Records from a collection:
* begin *

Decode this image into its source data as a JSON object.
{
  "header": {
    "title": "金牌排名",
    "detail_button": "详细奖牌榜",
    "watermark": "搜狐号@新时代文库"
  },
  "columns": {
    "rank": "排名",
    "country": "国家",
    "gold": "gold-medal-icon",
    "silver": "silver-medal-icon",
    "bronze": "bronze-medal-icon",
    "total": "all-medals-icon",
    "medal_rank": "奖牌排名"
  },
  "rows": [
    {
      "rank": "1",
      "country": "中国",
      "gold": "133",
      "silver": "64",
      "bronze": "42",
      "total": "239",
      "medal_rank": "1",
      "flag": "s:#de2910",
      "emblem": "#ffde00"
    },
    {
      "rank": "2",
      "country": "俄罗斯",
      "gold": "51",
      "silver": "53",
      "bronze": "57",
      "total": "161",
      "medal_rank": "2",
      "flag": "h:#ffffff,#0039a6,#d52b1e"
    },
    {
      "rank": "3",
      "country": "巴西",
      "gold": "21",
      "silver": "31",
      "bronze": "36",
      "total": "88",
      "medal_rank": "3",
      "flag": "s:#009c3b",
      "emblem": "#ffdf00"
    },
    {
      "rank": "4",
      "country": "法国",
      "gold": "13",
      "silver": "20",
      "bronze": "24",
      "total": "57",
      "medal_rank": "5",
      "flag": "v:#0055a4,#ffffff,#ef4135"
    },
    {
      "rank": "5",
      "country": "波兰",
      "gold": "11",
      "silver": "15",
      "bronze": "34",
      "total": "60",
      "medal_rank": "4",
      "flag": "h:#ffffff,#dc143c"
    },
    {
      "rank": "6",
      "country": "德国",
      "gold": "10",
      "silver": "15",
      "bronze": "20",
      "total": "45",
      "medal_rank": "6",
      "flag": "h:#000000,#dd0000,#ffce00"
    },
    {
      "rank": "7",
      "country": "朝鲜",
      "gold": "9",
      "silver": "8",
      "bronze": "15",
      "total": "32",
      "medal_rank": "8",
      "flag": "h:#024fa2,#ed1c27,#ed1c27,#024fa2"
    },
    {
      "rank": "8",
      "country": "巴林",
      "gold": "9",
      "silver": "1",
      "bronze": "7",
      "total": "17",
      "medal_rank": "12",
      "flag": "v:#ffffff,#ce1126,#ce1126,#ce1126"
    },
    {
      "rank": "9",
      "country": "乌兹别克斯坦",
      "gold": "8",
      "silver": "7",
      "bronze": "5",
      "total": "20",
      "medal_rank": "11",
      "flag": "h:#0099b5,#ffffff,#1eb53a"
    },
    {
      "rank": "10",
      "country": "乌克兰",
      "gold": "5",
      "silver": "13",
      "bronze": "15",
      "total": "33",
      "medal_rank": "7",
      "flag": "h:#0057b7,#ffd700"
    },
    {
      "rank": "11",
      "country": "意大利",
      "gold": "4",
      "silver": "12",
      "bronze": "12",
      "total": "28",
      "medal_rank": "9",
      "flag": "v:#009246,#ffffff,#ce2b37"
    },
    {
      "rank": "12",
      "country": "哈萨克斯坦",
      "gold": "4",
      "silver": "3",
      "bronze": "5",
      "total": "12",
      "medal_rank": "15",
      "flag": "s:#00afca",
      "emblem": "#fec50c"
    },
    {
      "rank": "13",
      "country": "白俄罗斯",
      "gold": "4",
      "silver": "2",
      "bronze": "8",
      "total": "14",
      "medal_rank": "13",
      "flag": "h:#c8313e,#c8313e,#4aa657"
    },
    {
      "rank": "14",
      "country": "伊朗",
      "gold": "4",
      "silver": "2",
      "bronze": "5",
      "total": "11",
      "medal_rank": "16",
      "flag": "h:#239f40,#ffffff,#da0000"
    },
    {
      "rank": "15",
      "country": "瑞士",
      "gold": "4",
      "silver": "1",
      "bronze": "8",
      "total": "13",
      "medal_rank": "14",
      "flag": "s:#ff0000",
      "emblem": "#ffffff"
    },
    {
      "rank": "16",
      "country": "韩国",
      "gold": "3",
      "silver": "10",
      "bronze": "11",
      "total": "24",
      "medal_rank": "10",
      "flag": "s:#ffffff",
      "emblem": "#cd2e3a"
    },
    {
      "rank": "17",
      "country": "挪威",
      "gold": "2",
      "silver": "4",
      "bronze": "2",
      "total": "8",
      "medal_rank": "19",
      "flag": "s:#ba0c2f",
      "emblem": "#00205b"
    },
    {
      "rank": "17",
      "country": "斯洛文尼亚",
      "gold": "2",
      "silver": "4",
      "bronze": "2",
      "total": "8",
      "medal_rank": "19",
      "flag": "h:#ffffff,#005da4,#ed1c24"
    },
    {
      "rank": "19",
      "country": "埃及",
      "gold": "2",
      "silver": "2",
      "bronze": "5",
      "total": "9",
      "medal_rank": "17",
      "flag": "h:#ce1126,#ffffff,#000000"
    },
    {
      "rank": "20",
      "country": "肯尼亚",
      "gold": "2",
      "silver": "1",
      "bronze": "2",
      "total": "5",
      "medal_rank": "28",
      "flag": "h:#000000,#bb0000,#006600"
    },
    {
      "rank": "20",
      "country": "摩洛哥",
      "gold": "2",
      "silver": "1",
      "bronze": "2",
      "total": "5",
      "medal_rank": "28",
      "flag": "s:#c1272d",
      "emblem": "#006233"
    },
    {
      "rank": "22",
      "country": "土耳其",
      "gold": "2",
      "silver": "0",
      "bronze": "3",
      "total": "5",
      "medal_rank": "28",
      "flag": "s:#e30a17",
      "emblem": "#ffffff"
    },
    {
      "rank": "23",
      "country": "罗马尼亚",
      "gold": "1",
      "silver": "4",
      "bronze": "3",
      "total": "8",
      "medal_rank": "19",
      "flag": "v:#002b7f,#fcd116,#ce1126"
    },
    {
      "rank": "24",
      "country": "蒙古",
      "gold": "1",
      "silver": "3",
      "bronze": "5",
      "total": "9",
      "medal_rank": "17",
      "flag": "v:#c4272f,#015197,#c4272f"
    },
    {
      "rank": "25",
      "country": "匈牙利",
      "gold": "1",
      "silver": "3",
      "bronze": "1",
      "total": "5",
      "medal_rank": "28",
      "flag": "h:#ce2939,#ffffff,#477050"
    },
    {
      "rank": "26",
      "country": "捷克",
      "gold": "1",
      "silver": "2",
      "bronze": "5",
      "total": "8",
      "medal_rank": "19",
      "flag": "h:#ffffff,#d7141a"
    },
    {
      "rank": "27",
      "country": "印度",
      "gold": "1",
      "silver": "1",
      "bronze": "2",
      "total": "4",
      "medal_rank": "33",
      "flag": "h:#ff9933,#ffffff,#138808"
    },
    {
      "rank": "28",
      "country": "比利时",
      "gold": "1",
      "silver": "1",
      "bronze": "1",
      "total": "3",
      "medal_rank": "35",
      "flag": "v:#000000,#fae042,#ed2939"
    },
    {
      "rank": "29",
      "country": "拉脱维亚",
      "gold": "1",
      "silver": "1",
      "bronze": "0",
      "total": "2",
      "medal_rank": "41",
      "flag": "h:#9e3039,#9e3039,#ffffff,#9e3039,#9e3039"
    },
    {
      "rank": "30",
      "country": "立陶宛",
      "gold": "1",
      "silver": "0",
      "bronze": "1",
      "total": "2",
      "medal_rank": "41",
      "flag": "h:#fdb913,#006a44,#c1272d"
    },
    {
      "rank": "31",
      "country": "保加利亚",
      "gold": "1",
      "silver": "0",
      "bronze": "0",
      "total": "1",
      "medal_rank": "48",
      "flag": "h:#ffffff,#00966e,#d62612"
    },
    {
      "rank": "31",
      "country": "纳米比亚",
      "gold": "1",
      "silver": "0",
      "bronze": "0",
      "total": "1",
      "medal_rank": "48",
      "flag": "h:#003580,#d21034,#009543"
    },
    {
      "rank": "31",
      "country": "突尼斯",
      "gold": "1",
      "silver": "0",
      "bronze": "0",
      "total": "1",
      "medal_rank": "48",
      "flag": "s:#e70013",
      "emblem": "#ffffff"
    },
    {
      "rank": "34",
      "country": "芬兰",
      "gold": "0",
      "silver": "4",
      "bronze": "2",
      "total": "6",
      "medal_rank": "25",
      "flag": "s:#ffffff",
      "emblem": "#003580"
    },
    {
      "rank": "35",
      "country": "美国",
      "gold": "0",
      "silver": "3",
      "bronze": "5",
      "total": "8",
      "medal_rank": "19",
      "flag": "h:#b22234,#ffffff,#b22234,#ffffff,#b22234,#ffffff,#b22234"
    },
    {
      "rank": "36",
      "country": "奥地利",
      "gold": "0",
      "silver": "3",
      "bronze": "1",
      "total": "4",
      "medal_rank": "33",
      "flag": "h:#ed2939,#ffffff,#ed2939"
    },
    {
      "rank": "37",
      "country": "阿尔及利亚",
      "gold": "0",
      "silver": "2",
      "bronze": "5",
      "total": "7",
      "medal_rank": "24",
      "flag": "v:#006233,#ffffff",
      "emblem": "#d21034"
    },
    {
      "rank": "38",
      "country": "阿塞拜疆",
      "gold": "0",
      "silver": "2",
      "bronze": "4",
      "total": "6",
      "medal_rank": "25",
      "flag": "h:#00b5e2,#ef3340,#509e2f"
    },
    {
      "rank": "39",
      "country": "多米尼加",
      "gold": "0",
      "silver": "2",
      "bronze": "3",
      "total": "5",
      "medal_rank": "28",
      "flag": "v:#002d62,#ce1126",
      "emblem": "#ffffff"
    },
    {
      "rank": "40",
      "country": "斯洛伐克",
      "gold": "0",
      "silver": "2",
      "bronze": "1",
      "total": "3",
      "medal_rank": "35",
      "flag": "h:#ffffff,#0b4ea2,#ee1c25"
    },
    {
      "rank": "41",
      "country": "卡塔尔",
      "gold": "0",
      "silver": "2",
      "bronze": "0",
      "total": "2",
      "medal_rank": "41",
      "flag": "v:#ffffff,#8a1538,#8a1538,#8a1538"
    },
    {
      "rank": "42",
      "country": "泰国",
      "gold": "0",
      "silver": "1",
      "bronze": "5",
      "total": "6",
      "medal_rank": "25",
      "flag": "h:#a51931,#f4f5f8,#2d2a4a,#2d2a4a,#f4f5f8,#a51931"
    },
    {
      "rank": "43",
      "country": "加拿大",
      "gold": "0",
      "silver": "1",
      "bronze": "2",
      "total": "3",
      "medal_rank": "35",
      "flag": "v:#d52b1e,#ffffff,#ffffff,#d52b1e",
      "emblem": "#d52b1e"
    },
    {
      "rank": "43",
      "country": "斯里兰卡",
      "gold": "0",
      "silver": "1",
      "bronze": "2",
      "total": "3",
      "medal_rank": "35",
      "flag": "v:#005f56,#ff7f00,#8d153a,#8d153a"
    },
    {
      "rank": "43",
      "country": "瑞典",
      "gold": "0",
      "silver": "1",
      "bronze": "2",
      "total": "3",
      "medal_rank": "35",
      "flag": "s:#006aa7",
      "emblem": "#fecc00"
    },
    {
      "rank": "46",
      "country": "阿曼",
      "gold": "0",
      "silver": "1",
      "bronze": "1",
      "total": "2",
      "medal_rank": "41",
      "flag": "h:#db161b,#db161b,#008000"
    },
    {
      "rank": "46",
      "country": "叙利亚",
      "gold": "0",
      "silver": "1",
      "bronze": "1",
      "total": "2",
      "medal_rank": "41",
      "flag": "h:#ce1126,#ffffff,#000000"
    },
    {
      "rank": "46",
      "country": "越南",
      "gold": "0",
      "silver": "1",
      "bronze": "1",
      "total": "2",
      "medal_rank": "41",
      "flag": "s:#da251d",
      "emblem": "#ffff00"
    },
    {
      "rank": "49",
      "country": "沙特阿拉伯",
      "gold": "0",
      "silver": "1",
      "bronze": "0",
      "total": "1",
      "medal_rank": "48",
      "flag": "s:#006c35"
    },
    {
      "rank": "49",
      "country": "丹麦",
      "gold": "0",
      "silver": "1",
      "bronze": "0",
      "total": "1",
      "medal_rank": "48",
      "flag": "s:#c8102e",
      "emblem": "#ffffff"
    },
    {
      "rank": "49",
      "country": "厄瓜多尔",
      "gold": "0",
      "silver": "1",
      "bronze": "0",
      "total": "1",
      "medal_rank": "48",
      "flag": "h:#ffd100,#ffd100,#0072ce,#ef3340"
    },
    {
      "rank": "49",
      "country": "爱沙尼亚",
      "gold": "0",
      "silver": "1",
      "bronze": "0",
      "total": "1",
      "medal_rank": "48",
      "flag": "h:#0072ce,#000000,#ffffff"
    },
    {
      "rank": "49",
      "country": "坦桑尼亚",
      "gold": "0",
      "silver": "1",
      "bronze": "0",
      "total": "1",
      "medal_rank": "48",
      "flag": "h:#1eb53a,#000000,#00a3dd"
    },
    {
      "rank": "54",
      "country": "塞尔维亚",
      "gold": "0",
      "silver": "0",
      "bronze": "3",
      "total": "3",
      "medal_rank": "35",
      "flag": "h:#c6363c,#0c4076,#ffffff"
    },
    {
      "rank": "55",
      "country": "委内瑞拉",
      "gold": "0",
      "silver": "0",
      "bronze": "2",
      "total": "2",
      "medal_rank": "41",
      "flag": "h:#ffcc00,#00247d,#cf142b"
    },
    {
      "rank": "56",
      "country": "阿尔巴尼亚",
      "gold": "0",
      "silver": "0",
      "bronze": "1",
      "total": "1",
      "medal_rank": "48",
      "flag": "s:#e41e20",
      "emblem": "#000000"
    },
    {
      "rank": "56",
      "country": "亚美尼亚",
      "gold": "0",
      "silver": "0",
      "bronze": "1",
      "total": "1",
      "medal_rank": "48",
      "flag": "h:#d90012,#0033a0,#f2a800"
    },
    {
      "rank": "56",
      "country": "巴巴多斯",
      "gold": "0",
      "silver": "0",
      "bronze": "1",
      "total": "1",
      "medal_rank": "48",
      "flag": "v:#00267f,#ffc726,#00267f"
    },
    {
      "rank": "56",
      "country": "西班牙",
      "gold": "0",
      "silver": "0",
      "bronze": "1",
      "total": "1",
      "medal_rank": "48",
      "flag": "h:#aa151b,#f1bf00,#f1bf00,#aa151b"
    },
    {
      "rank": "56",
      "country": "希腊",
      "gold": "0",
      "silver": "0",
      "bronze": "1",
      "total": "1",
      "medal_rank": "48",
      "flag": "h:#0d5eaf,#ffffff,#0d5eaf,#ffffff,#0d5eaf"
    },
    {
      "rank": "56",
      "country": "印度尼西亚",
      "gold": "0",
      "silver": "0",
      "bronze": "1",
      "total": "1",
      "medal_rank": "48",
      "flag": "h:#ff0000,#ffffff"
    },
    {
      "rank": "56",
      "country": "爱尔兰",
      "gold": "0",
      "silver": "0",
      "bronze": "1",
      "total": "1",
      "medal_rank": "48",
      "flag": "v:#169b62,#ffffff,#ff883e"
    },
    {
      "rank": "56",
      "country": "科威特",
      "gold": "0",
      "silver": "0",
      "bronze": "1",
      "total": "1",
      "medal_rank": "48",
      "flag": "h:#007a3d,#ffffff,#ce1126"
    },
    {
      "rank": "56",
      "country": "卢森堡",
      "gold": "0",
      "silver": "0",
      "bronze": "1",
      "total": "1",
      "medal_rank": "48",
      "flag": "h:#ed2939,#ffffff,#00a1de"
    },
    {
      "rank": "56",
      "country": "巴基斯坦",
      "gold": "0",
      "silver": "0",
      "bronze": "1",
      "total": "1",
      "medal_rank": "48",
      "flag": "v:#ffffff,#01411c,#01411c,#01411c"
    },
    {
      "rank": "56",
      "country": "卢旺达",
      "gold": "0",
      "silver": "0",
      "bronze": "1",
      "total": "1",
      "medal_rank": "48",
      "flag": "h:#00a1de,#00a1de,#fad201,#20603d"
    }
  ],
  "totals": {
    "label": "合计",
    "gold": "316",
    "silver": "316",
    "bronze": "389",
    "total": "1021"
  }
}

* end *

#### Task details:
From the entries above, select each line containing the string "icon".

#### Solution to this task:
    "gold": "gold-medal-icon",
    "silver": "silver-medal-icon",
    "bronze": "bronze-medal-icon",
    "total": "all-medals-icon",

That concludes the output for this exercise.